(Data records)
──────────────────────────────
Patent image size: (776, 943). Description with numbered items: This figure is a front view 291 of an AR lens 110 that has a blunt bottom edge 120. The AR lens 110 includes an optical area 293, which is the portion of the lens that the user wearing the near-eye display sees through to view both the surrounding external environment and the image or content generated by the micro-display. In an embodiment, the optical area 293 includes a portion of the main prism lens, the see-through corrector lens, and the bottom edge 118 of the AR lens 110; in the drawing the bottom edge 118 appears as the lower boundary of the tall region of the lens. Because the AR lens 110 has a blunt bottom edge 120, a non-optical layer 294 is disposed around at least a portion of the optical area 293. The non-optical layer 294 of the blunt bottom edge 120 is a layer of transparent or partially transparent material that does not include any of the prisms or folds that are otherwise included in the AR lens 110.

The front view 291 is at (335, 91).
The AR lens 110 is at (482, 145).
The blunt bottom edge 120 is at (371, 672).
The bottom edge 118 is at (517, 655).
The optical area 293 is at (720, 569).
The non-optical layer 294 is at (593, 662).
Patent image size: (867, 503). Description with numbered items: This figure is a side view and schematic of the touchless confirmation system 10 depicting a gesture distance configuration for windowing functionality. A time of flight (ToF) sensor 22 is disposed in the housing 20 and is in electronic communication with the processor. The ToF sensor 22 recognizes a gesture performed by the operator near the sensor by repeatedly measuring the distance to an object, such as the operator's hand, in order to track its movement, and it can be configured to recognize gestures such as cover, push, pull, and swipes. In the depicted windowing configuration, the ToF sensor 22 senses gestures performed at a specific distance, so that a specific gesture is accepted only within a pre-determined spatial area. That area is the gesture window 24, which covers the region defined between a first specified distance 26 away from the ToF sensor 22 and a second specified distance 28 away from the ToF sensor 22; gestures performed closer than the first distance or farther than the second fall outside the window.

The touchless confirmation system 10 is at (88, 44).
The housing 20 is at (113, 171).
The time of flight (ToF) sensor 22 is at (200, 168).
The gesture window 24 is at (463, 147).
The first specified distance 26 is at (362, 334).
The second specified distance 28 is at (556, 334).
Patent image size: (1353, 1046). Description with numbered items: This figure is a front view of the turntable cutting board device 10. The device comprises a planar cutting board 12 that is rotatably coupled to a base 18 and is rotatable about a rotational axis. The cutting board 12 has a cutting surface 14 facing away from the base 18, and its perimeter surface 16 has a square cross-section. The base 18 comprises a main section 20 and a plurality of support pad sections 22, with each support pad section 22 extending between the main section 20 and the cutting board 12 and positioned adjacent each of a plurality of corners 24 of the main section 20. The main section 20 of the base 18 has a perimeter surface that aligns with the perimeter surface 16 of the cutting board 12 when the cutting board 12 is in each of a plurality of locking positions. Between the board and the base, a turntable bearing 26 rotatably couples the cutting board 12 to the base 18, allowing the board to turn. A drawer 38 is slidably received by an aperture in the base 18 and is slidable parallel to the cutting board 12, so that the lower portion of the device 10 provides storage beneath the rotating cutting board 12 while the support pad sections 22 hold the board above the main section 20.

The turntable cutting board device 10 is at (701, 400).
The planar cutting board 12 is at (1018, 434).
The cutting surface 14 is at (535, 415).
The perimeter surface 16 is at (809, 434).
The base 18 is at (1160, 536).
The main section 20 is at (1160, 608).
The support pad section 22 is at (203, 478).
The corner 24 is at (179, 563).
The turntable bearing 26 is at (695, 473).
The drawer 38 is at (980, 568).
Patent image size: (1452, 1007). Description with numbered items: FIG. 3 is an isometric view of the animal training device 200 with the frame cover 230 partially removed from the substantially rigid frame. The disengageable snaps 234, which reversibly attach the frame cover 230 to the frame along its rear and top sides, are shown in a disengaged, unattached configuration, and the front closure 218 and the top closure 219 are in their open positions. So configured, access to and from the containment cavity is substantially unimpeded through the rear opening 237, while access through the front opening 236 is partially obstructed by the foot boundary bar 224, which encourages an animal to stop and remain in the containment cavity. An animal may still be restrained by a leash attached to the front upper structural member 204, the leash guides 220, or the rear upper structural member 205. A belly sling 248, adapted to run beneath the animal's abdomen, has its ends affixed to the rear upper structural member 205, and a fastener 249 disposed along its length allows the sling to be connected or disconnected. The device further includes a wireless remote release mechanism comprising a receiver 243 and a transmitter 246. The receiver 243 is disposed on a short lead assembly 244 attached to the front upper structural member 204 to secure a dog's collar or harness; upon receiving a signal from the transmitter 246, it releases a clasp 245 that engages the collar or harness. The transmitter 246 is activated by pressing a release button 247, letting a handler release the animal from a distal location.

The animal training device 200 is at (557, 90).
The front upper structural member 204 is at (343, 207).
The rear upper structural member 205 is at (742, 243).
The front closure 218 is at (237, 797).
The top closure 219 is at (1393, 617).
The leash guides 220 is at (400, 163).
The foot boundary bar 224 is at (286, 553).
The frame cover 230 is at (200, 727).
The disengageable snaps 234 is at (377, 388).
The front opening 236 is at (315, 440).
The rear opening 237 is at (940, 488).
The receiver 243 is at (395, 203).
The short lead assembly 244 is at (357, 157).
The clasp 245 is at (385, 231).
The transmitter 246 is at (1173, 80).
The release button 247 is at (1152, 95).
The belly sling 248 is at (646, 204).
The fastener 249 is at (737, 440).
──────────────────────────────
### [TASK INSTRUCTIONS]
Update the records above so that "Patent image size" becomes "Drawing size" wherever it occurs, leaving everything else unchanged.

### [WRITTEN REPLY]
Drawing size: (776, 943). Description with numbered items: This figure is a front view 291 of an AR lens 110 that has a blunt bottom edge 120. The AR lens 110 includes an optical area 293, which is the portion of the lens that the user wearing the near-eye display sees through to view both the surrounding external environment and the image or content generated by the micro-display. In an embodiment, the optical area 293 includes a portion of the main prism lens, the see-through corrector lens, and the bottom edge 118 of the AR lens 110; in the drawing the bottom edge 118 appears as the lower boundary of the tall region of the lens. Because the AR lens 110 has a blunt bottom edge 120, a non-optical layer 294 is disposed around at least a portion of the optical area 293. The non-optical layer 294 of the blunt bottom edge 120 is a layer of transparent or partially transparent material that does not include any of the prisms or folds that are otherwise included in the AR lens 110.

The front view 291 is at (335, 91).
The AR lens 110 is at (482, 145).
The blunt bottom edge 120 is at (371, 672).
The bottom edge 118 is at (517, 655).
The optical area 293 is at (720, 569).
The non-optical layer 294 is at (593, 662).
Drawing size: (867, 503). Description with numbered items: This figure is a side view and schematic of the touchless confirmation system 10 depicting a gesture distance configuration for windowing functionality. A time of flight (ToF) sensor 22 is disposed in the housing 20 and is in electronic communication with the processor. The ToF sensor 22 recognizes a gesture performed by the operator near the sensor by repeatedly measuring the distance to an object, such as the operator's hand, in order to track its movement, and it can be configured to recognize gestures such as cover, push, pull, and swipes. In the depicted windowing configuration, the ToF sensor 22 senses gestures performed at a specific distance, so that a specific gesture is accepted only within a pre-determined spatial area. That area is the gesture window 24, which covers the region defined between a first specified distance 26 away from the ToF sensor 22 and a second specified distance 28 away from the ToF sensor 22; gestures performed closer than the first distance or farther than the second fall outside the window.

The touchless confirmation system 10 is at (88, 44).
The housing 20 is at (113, 171).
The time of flight (ToF) sensor 22 is at (200, 168).
The gesture window 24 is at (463, 147).
The first specified distance 26 is at (362, 334).
The second specified distance 28 is at (556, 334).
Drawing size: (1353, 1046). Description with numbered items: This figure is a front view of the turntable cutting board device 10. The device comprises a planar cutting board 12 that is rotatably coupled to a base 18 and is rotatable about a rotational axis. The cutting board 12 has a cutting surface 14 facing away from the base 18, and its perimeter surface 16 has a square cross-section. The base 18 comprises a main section 20 and a plurality of support pad sections 22, with each support pad section 22 extending between the main section 20 and the cutting board 12 and positioned adjacent each of a plurality of corners 24 of the main section 20. The main section 20 of the base 18 has a perimeter surface that aligns with the perimeter surface 16 of the cutting board 12 when the cutting board 12 is in each of a plurality of locking positions. Between the board and the base, a turntable bearing 26 rotatably couples the cutting board 12 to the base 18, allowing the board to turn. A drawer 38 is slidably received by an aperture in the base 18 and is slidable parallel to the cutting board 12, so that the lower portion of the device 10 provides storage beneath the rotating cutting board 12 while the support pad sections 22 hold the board above the main section 20.

The turntable cutting board device 10 is at (701, 400).
The planar cutting board 12 is at (1018, 434).
The cutting surface 14 is at (535, 415).
The perimeter surface 16 is at (809, 434).
The base 18 is at (1160, 536).
The main section 20 is at (1160, 608).
The support pad section 22 is at (203, 478).
The corner 24 is at (179, 563).
The turntable bearing 26 is at (695, 473).
The drawer 38 is at (980, 568).
Drawing size: (1452, 1007). Description with numbered items: FIG. 3 is an isometric view of the animal training device 200 with the frame cover 230 partially removed from the substantially rigid frame. The disengageable snaps 234, which reversibly attach the frame cover 230 to the frame along its rear and top sides, are shown in a disengaged, unattached configuration, and the front closure 218 and the top closure 219 are in their open positions. So configured, access to and from the containment cavity is substantially unimpeded through the rear opening 237, while access through the front opening 236 is partially obstructed by the foot boundary bar 224, which encourages an animal to stop and remain in the containment cavity. An animal may still be restrained by a leash attached to the front upper structural member 204, the leash guides 220, or the rear upper structural member 205. A belly sling 248, adapted to run beneath the animal's abdomen, has its ends affixed to the rear upper structural member 205, and a fastener 249 disposed along its length allows the sling to be connected or disconnected. The device further includes a wireless remote release mechanism comprising a receiver 243 and a transmitter 246. The receiver 243 is disposed on a short lead assembly 244 attached to the front upper structural member 204 to secure a dog's collar or harness; upon receiving a signal from the transmitter 246, it releases a clasp 245 that engages the collar or harness. The transmitter 246 is activated by pressing a release button 247, letting a handler release the animal from a distal location.

The animal training device 200 is at (557, 90).
The front upper structural member 204 is at (343, 207).
The rear upper structural member 205 is at (742, 243).
The front closure 218 is at (237, 797).
The top closure 219 is at (1393, 617).
The leash guides 220 is at (400, 163).
The foot boundary bar 224 is at (286, 553).
The frame cover 230 is at (200, 727).
The disengageable snaps 234 is at (377, 388).
The front opening 236 is at (315, 440).
The rear opening 237 is at (940, 488).
The receiver 243 is at (395, 203).
The short lead assembly 244 is at (357, 157).
The clasp 245 is at (385, 231).
The transmitter 246 is at (1173, 80).
The release button 247 is at (1152, 95).
The belly sling 248 is at (646, 204).
The fastener 249 is at (737, 440).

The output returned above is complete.